Brief
From the listing below, extract each line containing the string "объектов".

start Listed records

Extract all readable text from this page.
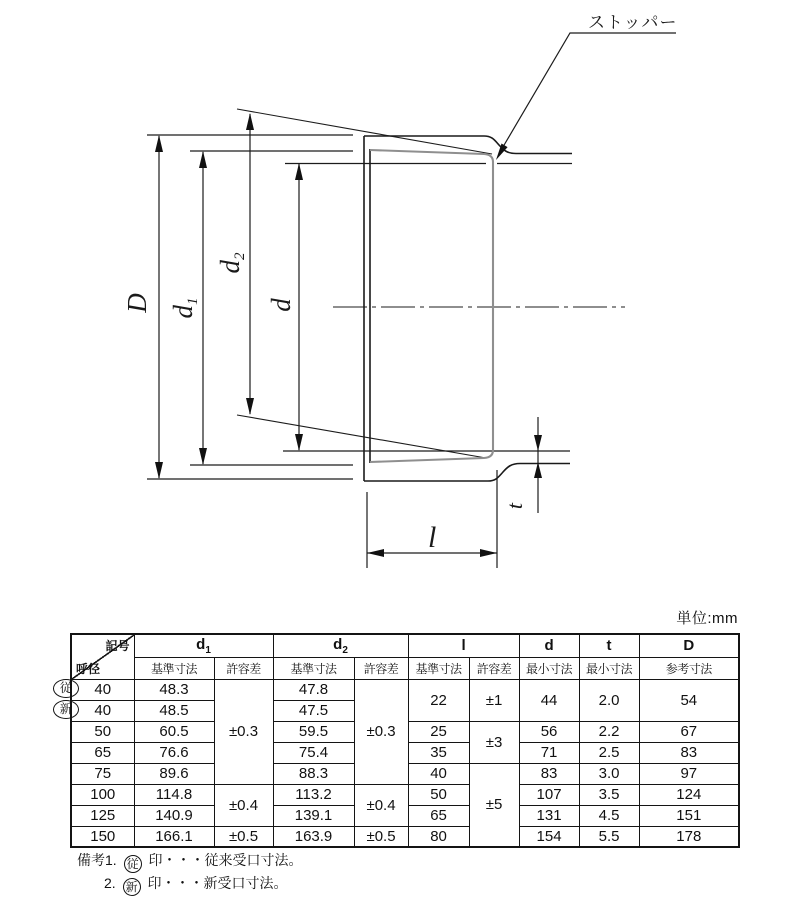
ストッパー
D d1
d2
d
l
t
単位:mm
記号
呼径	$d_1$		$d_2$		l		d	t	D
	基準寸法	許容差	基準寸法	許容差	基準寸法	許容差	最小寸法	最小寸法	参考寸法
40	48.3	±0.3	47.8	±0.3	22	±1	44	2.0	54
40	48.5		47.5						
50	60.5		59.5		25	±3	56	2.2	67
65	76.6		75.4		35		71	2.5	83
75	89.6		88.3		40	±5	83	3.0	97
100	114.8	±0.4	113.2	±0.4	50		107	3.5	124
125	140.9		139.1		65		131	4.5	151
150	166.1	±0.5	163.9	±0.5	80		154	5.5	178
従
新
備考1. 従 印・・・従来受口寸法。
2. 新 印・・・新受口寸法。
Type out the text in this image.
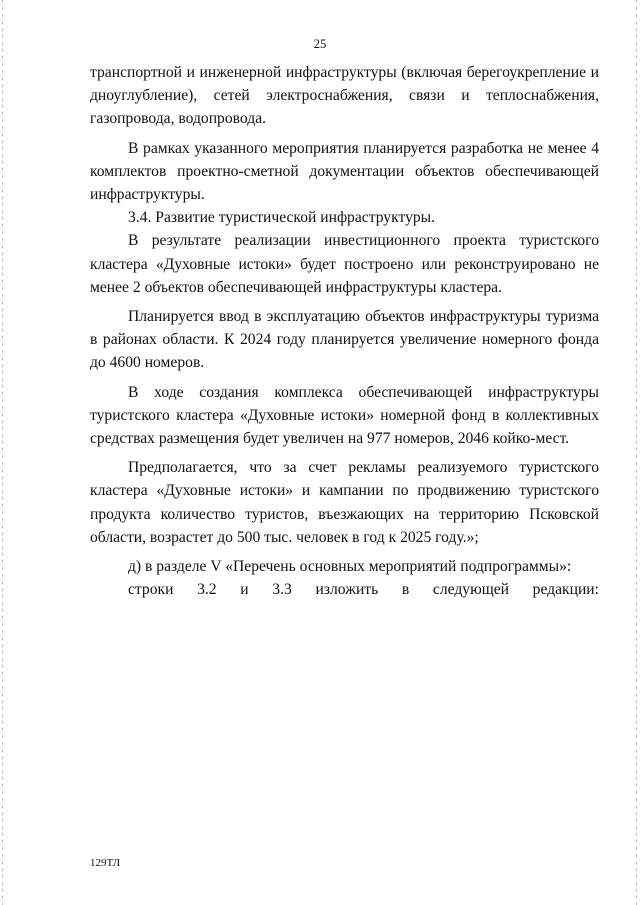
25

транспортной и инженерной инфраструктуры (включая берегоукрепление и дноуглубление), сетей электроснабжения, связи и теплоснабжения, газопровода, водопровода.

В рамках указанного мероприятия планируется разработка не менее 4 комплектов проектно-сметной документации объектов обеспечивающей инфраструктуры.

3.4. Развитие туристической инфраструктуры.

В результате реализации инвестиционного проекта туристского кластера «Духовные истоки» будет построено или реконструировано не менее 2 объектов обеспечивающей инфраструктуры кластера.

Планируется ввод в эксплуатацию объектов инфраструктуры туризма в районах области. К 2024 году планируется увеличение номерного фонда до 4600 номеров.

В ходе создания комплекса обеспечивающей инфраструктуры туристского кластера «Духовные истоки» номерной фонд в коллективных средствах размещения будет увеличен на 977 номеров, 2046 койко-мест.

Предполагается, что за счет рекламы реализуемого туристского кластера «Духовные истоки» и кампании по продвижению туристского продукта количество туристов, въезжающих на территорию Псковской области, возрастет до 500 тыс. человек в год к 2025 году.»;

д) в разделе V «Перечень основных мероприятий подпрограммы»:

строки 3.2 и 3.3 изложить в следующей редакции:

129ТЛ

end Listed records
start Listed records

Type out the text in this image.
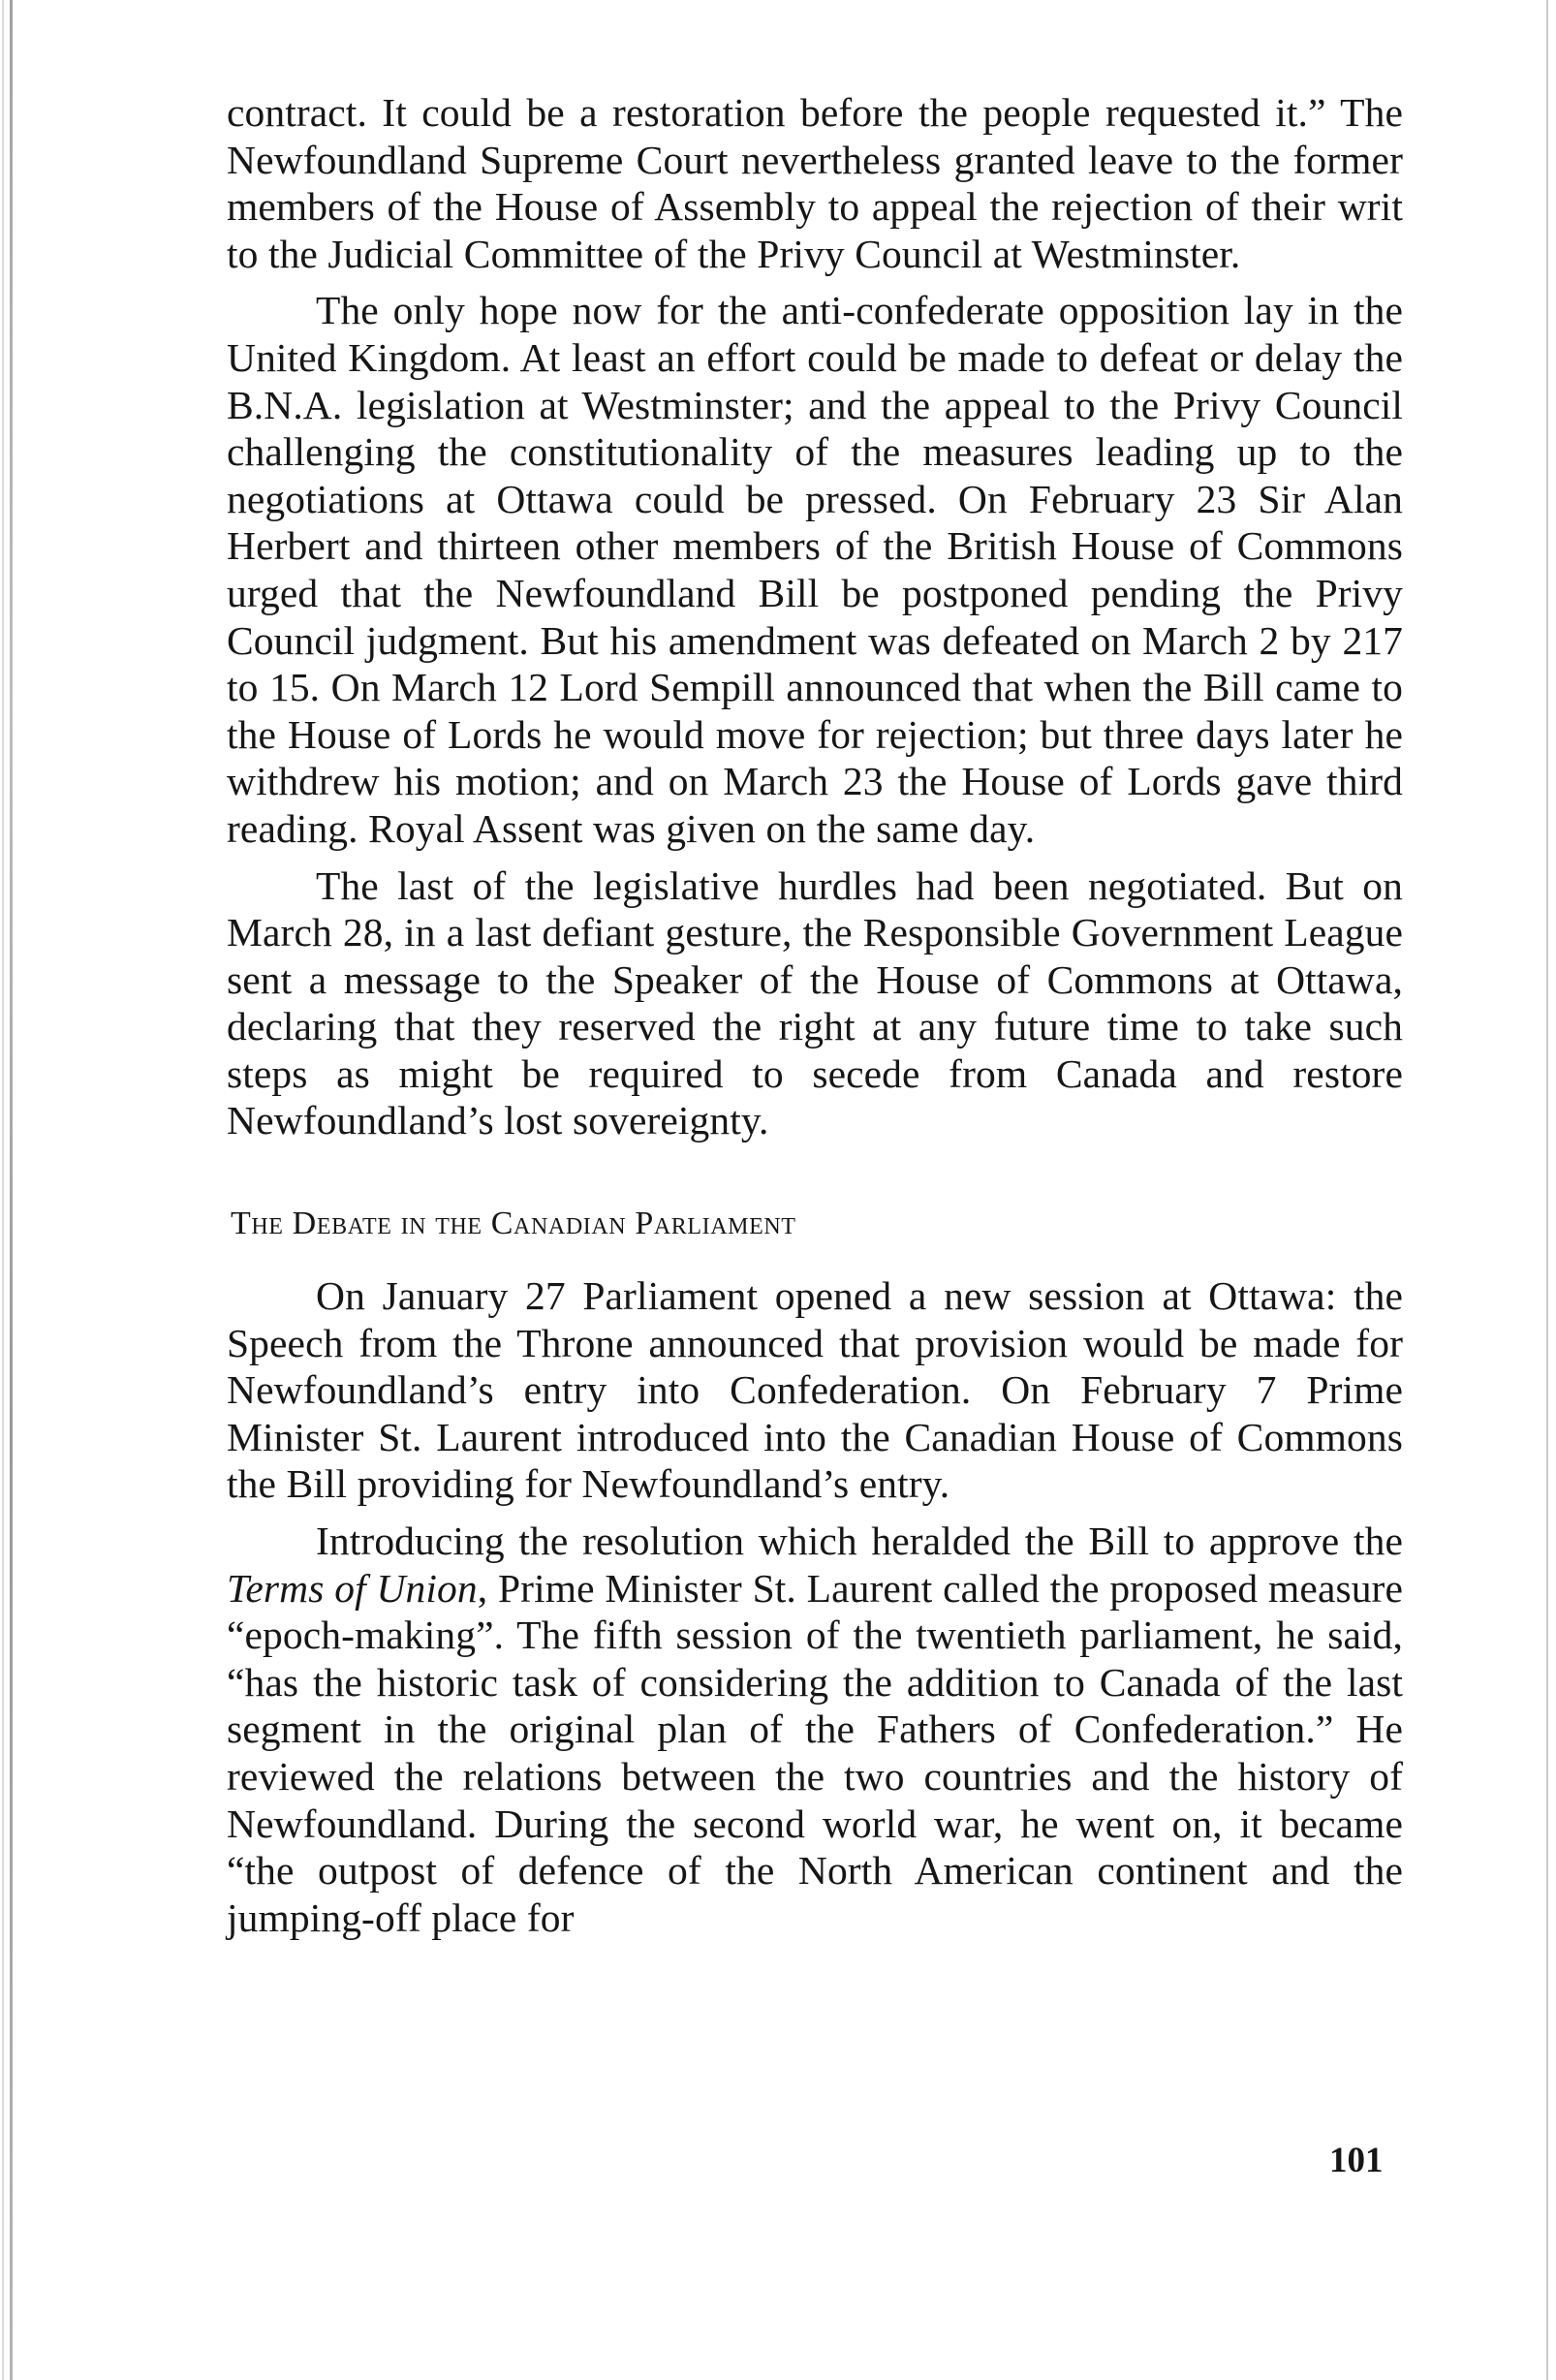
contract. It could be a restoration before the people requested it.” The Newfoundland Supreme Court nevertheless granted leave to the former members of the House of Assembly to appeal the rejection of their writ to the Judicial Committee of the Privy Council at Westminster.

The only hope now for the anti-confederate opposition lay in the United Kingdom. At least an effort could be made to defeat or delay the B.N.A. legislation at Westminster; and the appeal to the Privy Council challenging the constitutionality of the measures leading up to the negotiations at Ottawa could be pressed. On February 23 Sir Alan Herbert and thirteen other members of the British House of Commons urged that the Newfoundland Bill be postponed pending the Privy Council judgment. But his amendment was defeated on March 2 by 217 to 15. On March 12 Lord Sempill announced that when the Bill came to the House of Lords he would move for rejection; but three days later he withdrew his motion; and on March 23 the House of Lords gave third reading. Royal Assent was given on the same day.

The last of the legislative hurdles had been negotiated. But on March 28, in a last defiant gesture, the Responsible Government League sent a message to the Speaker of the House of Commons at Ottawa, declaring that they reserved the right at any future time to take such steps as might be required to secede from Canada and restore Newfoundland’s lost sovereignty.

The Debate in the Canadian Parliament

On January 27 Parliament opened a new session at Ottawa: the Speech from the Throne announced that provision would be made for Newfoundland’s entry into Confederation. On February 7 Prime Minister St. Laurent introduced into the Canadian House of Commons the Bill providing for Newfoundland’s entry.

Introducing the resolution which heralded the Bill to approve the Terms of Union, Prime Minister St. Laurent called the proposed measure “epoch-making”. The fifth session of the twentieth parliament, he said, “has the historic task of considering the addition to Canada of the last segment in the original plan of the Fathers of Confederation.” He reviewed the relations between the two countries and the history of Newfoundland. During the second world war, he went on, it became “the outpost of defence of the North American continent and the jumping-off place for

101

end Listed records
start Listed records

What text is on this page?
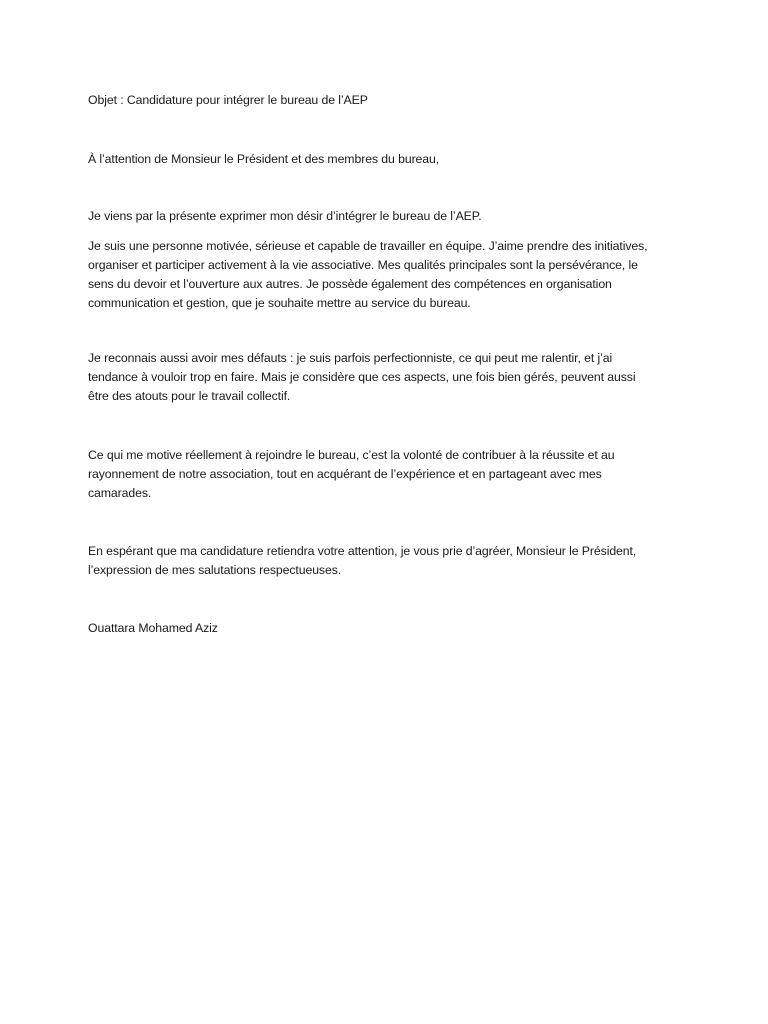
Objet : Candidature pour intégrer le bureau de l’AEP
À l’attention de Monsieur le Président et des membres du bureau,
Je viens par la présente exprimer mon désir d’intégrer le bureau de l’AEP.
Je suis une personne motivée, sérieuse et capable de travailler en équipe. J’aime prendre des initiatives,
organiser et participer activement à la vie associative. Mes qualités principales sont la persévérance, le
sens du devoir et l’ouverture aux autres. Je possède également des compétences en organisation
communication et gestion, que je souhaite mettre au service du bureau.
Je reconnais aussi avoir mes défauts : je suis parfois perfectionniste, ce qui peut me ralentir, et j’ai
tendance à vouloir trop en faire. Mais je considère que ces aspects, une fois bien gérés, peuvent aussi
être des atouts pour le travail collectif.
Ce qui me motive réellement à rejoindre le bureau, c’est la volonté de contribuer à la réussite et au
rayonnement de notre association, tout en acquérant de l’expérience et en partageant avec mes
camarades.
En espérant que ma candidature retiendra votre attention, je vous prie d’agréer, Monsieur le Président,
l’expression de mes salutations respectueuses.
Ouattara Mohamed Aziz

end Listed records

Answer in full
В рамках указанного мероприятия планируется разработка не менее 4 комплектов проектно-сметной документации объектов обеспечивающей инфраструктуры.
В результате реализации инвестиционного проекта туристского кластера «Духовные истоки» будет построено или реконструировано не менее 2 объектов обеспечивающей инфраструктуры кластера.
Планируется ввод в эксплуатацию объектов инфраструктуры туризма в районах области. К 2024 году планируется увеличение номерного фонда до 4600 номеров.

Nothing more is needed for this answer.